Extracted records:
************

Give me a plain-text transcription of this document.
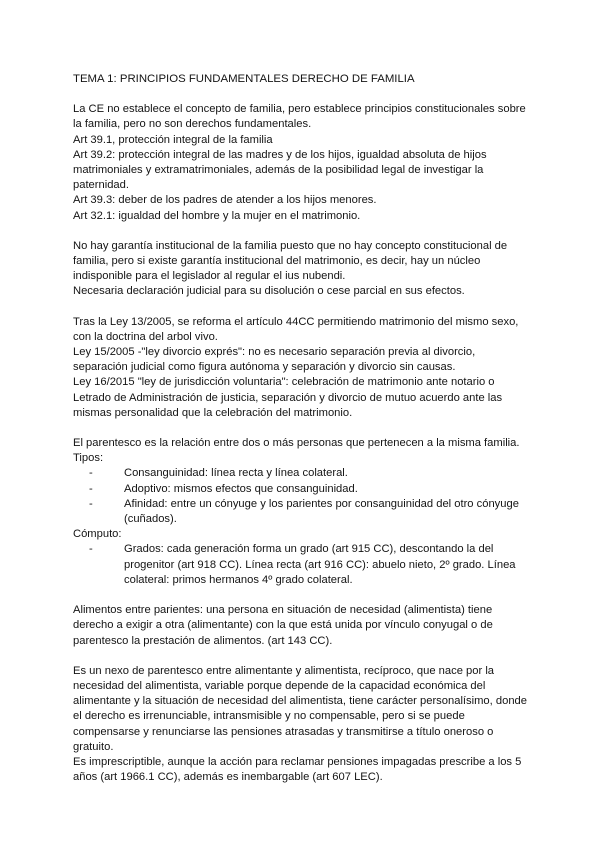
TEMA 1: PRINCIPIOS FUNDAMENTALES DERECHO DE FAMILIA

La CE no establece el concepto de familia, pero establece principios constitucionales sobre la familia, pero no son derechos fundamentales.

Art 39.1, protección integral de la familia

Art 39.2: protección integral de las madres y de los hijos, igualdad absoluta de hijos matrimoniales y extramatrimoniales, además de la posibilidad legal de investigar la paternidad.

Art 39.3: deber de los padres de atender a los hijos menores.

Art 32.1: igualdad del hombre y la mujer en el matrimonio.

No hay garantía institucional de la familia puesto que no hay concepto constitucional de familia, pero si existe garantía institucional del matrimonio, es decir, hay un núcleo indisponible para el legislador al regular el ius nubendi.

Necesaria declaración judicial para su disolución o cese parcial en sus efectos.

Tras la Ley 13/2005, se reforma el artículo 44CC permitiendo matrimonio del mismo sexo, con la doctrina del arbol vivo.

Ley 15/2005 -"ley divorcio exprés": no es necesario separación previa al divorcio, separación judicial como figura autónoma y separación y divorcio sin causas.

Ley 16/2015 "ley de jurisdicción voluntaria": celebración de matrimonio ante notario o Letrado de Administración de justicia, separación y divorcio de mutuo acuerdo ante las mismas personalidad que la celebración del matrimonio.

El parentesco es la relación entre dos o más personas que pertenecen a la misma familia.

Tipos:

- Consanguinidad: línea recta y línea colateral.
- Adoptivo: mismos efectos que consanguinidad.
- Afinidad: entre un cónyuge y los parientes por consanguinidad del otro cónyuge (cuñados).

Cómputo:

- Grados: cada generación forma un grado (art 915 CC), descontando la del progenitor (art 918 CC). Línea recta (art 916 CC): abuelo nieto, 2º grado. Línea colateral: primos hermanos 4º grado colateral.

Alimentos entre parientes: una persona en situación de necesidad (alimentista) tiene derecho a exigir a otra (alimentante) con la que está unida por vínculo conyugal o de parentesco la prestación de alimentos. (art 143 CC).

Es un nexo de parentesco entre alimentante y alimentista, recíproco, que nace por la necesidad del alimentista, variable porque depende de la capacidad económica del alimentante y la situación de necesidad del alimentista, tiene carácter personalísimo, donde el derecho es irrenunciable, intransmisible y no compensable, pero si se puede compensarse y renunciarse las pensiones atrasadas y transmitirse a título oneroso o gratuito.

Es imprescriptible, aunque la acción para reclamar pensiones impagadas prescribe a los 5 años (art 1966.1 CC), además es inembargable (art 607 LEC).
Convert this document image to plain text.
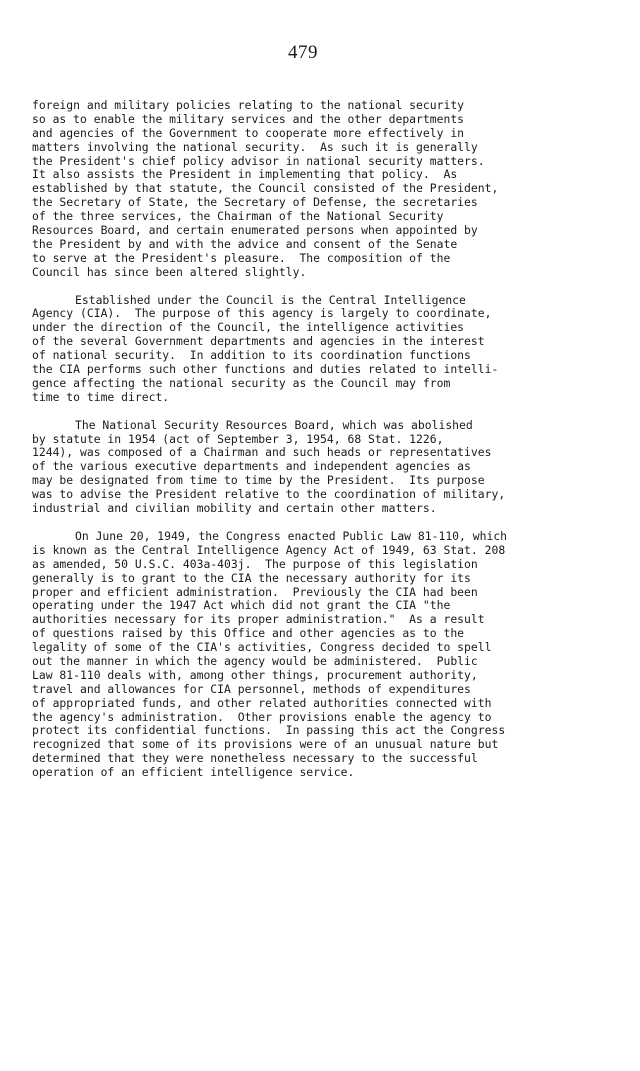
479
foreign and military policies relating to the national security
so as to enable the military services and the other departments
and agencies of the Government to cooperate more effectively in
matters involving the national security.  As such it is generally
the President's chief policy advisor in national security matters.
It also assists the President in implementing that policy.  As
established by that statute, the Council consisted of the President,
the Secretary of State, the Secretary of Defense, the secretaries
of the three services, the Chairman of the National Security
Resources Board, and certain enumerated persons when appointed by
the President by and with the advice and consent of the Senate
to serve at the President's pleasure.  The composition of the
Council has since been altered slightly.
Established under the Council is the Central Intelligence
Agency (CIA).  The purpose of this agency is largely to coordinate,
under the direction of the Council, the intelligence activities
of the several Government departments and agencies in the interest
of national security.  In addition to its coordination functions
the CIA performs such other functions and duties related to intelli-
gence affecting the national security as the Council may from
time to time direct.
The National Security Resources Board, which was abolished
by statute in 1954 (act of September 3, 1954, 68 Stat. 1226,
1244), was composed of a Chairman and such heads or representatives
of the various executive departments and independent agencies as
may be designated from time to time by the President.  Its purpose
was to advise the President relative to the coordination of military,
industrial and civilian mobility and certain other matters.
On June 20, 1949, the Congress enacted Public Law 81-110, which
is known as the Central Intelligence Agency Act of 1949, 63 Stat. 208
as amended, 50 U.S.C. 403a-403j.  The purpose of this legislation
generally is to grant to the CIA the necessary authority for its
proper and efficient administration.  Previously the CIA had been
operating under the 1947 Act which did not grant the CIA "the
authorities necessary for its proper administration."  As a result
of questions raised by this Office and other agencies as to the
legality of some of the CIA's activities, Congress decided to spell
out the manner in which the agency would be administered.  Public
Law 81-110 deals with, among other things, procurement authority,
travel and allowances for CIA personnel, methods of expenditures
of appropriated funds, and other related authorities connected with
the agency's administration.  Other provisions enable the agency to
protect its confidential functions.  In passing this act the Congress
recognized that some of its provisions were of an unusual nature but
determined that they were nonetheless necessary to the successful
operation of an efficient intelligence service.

************

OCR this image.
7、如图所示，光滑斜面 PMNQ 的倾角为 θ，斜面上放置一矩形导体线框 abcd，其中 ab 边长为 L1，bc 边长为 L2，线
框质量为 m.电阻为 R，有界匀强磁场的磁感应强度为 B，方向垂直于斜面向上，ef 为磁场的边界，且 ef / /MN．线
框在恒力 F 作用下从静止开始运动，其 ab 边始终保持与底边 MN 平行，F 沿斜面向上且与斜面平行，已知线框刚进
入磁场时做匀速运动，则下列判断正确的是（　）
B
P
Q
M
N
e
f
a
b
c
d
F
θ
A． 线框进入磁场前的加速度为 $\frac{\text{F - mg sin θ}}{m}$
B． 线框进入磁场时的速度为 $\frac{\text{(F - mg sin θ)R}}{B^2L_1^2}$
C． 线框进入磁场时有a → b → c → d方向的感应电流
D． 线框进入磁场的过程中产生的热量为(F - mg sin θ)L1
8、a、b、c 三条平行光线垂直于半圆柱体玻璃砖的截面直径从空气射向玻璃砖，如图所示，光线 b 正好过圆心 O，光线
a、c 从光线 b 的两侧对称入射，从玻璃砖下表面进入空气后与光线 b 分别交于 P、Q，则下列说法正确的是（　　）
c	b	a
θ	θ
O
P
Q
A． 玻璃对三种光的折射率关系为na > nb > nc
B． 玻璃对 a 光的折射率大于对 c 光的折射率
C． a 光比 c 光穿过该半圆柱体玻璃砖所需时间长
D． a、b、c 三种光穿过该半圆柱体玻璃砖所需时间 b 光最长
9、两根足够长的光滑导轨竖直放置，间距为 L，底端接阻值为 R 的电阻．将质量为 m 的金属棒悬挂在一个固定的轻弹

************

- Exercise directions:
Search the data for "authorities". Copy every line that has it.

- Reply:
authorities necessary for its proper administration."  As a result
of appropriated funds, and other related authorities connected with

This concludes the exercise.